▶ Exercise instructions
The answer must be a single number: the count of lines below that contain the string "temperatura".

━━━━━━━━

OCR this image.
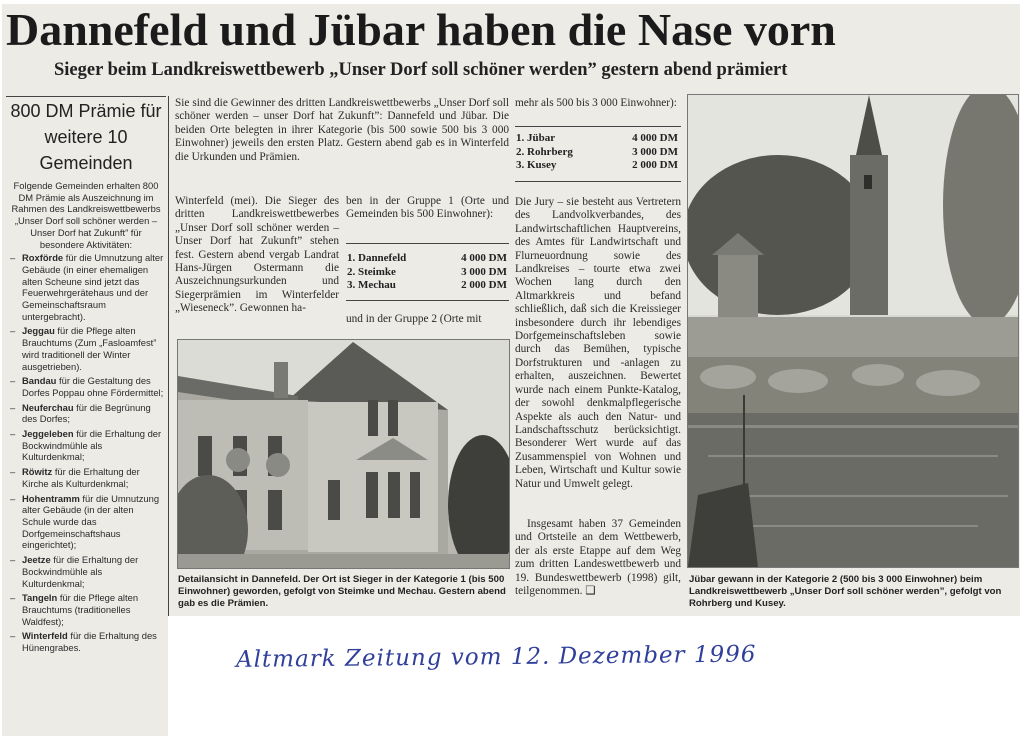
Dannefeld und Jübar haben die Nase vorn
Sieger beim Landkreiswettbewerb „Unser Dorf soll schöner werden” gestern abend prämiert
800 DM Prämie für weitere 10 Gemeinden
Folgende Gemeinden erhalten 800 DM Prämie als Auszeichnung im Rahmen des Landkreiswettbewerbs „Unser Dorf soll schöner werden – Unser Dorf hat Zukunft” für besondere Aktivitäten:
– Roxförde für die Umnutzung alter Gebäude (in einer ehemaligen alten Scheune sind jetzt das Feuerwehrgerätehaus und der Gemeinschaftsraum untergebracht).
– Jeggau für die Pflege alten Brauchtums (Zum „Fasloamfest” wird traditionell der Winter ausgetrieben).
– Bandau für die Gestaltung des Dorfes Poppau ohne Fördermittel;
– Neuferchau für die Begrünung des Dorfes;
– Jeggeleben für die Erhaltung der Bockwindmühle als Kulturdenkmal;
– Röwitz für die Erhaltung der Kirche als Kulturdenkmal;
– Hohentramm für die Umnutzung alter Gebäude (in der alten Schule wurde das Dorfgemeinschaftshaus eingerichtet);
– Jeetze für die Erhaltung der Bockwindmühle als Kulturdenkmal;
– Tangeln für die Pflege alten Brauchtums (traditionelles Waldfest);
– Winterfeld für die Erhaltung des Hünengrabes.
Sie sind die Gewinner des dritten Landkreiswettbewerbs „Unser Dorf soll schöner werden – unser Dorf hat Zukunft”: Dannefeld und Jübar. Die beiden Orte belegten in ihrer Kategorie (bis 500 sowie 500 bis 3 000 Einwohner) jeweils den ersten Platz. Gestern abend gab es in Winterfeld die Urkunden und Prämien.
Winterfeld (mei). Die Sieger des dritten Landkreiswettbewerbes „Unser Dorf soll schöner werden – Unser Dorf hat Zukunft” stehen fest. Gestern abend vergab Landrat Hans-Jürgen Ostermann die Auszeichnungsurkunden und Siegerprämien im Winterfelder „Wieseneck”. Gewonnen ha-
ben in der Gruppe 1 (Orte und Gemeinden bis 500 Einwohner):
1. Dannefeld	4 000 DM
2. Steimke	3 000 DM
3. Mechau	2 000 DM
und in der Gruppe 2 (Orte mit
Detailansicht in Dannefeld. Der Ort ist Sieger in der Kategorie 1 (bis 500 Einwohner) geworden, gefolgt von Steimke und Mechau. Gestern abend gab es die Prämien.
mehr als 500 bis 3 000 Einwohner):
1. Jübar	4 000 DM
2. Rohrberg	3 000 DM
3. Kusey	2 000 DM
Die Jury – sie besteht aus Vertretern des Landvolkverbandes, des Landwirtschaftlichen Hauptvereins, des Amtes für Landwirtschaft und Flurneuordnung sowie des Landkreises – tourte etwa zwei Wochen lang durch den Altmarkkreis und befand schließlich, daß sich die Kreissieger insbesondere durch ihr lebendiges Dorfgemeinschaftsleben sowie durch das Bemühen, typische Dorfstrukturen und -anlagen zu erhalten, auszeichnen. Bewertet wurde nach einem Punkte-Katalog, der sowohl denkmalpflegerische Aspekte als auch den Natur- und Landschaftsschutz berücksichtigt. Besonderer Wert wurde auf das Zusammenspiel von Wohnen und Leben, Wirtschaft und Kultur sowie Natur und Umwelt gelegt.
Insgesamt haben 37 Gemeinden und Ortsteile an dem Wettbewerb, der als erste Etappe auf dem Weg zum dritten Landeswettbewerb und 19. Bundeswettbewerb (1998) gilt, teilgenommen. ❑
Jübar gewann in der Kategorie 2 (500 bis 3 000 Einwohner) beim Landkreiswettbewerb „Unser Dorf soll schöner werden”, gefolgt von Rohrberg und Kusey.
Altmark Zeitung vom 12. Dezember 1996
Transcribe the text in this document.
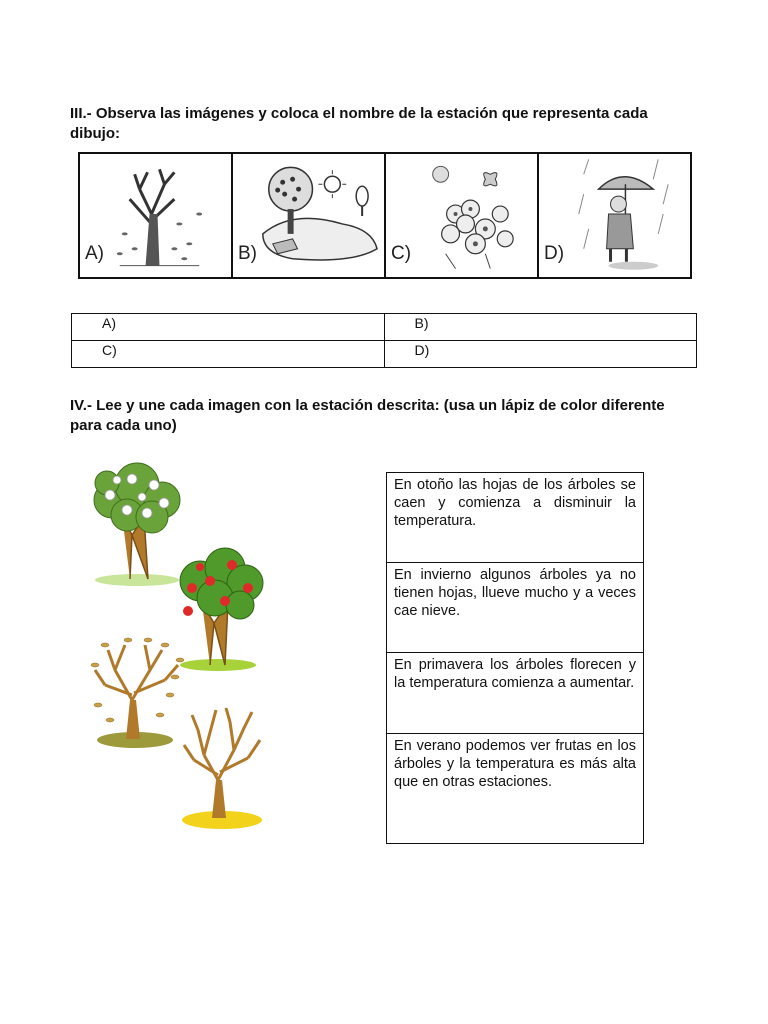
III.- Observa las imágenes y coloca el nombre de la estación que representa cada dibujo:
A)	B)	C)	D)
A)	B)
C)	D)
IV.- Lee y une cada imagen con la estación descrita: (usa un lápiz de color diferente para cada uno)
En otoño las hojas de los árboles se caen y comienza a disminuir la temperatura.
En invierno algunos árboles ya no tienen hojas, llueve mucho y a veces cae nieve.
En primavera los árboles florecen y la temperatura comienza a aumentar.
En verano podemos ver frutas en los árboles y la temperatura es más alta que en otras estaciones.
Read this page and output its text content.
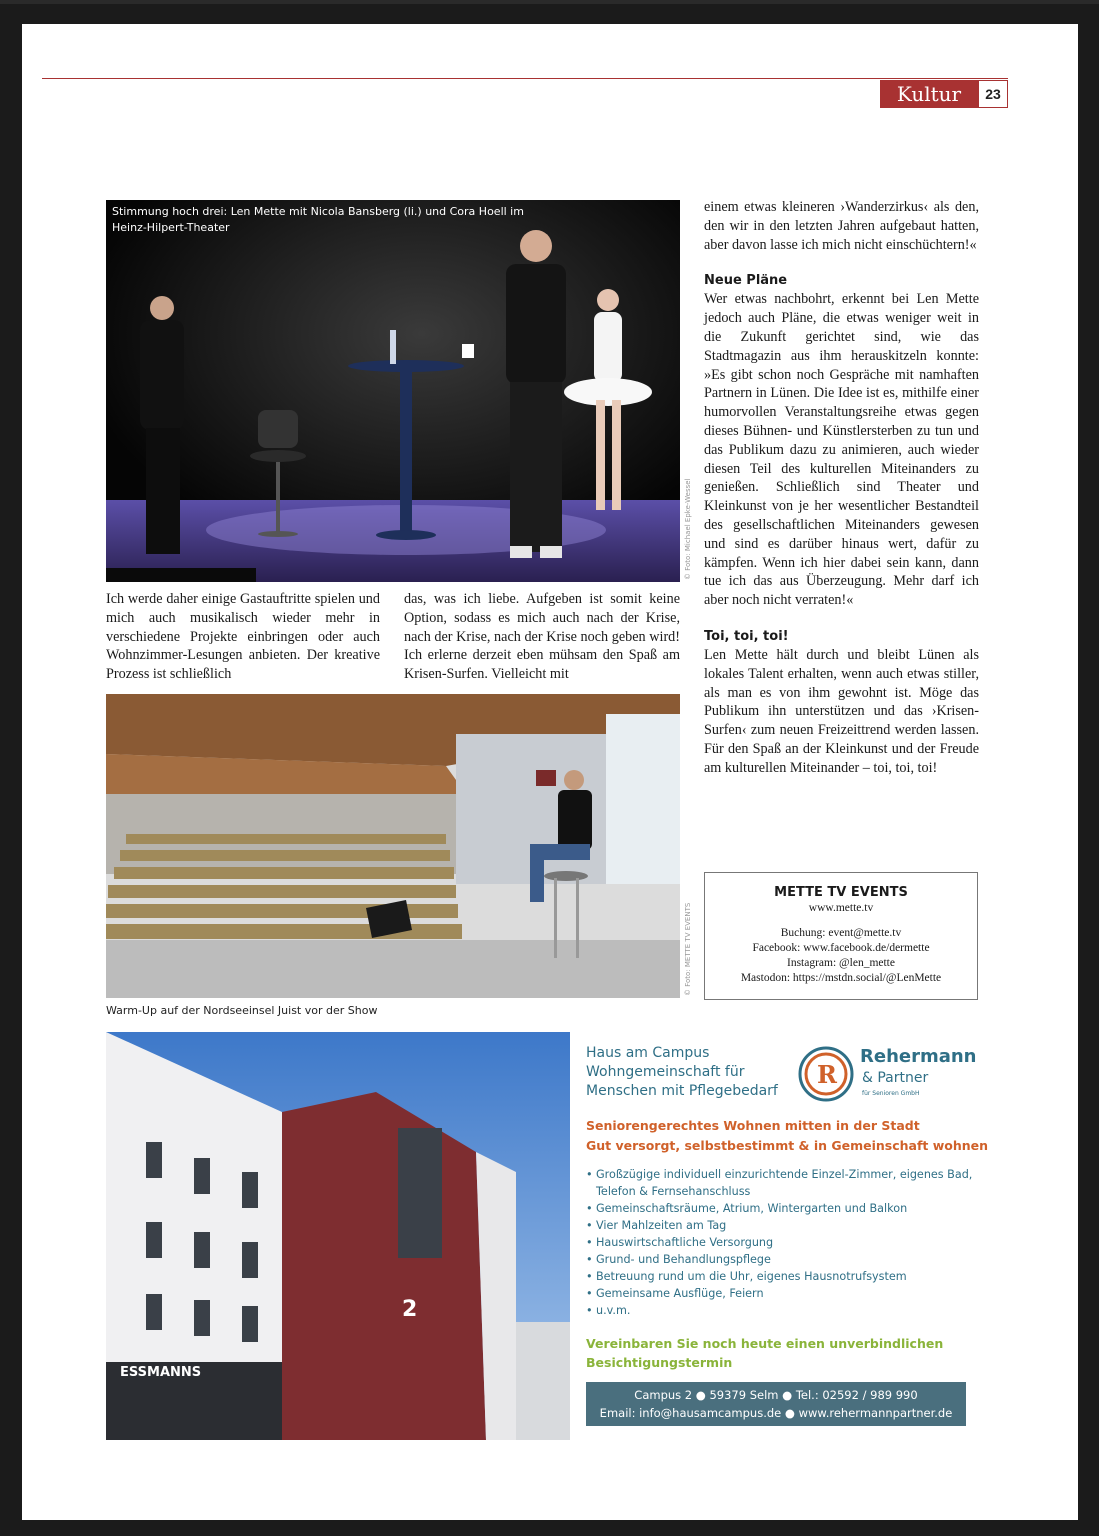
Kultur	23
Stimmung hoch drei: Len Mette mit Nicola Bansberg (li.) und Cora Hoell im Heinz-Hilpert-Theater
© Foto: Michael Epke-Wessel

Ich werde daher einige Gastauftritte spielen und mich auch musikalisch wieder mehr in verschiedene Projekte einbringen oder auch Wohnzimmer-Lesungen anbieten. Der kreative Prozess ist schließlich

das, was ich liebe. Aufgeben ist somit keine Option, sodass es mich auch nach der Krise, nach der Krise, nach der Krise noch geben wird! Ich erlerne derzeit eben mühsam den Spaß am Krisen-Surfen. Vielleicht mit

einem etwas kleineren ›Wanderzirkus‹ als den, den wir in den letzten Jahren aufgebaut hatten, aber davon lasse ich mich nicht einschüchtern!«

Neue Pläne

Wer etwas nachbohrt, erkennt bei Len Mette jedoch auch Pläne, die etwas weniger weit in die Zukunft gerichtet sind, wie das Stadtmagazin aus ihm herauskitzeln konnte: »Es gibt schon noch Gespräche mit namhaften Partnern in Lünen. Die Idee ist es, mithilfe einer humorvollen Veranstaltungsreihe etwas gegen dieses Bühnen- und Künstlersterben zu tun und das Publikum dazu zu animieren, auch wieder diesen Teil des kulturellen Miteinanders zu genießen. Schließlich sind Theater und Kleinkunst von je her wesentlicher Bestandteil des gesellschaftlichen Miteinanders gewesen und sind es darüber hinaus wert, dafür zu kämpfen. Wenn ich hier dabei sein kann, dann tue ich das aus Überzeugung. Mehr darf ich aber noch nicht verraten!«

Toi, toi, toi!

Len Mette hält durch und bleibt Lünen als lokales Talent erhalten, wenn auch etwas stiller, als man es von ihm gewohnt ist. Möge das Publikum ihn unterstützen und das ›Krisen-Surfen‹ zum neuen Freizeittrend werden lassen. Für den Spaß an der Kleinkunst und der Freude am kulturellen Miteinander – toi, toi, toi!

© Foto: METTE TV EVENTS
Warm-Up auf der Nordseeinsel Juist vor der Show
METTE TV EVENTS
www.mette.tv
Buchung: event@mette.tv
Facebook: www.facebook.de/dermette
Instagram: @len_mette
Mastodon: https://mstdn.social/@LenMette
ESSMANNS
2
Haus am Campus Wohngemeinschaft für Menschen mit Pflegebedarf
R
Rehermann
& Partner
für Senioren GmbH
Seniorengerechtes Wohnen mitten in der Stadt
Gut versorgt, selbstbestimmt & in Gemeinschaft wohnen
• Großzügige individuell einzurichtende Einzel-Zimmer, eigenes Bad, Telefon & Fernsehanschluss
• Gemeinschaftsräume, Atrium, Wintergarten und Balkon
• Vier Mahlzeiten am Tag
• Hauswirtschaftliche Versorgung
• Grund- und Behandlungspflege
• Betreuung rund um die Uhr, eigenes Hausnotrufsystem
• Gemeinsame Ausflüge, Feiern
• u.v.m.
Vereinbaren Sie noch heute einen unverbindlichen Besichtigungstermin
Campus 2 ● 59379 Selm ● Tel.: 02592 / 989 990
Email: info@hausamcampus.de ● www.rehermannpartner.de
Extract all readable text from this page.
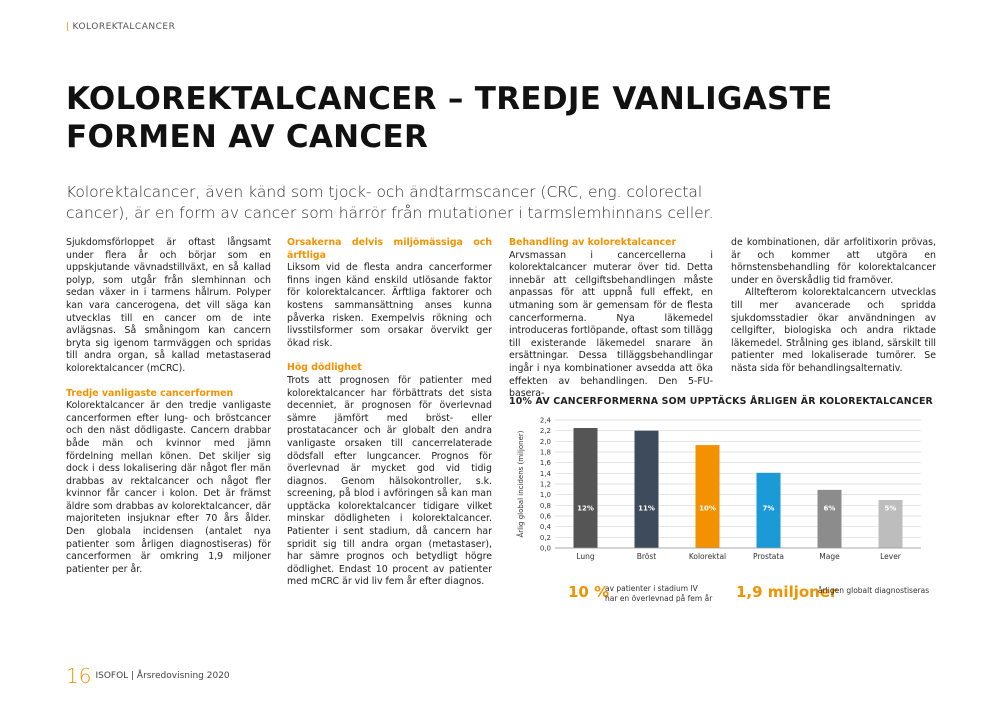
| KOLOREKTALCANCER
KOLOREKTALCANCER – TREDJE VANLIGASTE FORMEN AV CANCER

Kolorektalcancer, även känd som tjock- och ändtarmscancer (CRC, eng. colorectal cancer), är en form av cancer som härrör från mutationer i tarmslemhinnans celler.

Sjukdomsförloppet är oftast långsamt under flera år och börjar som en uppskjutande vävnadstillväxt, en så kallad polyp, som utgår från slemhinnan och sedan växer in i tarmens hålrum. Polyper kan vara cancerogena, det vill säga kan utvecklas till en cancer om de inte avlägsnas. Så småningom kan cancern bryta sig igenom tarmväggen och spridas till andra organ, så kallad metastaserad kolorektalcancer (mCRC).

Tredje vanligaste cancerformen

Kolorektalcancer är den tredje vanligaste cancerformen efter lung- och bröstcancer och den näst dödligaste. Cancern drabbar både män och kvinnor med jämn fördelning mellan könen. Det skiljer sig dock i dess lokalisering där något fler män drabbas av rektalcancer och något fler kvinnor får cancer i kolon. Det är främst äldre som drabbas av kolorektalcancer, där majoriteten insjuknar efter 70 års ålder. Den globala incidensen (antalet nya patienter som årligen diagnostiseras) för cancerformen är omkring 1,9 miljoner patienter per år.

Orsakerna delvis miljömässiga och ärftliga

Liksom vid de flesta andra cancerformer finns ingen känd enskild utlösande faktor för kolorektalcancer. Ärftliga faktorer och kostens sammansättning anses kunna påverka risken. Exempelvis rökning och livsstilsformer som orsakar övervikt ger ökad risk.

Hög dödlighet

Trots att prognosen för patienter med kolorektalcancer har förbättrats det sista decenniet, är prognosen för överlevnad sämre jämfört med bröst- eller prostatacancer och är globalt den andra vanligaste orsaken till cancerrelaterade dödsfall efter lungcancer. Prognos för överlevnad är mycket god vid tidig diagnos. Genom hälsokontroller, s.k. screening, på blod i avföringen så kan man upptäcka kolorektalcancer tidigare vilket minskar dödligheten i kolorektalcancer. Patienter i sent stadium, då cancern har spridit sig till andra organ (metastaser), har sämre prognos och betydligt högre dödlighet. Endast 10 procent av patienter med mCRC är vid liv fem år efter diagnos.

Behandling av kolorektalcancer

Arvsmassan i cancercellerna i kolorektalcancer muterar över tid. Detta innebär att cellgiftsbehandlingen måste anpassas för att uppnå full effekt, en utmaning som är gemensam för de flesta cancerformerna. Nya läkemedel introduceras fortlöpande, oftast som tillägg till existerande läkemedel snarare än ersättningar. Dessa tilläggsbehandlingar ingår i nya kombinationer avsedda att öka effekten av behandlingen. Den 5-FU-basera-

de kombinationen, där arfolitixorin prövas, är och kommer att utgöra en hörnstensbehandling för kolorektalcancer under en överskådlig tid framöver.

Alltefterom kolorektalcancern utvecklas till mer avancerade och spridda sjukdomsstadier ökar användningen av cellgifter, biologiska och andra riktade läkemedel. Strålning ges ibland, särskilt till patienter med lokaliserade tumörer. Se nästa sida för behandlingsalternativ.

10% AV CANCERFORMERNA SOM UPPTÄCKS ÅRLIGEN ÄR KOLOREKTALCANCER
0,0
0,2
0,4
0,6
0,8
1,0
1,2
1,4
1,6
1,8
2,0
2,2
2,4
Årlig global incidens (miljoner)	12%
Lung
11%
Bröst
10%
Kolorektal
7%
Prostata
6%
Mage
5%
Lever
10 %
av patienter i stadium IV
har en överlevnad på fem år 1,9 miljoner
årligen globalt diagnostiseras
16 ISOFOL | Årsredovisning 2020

━━━━━━━━

▶ The completed task
3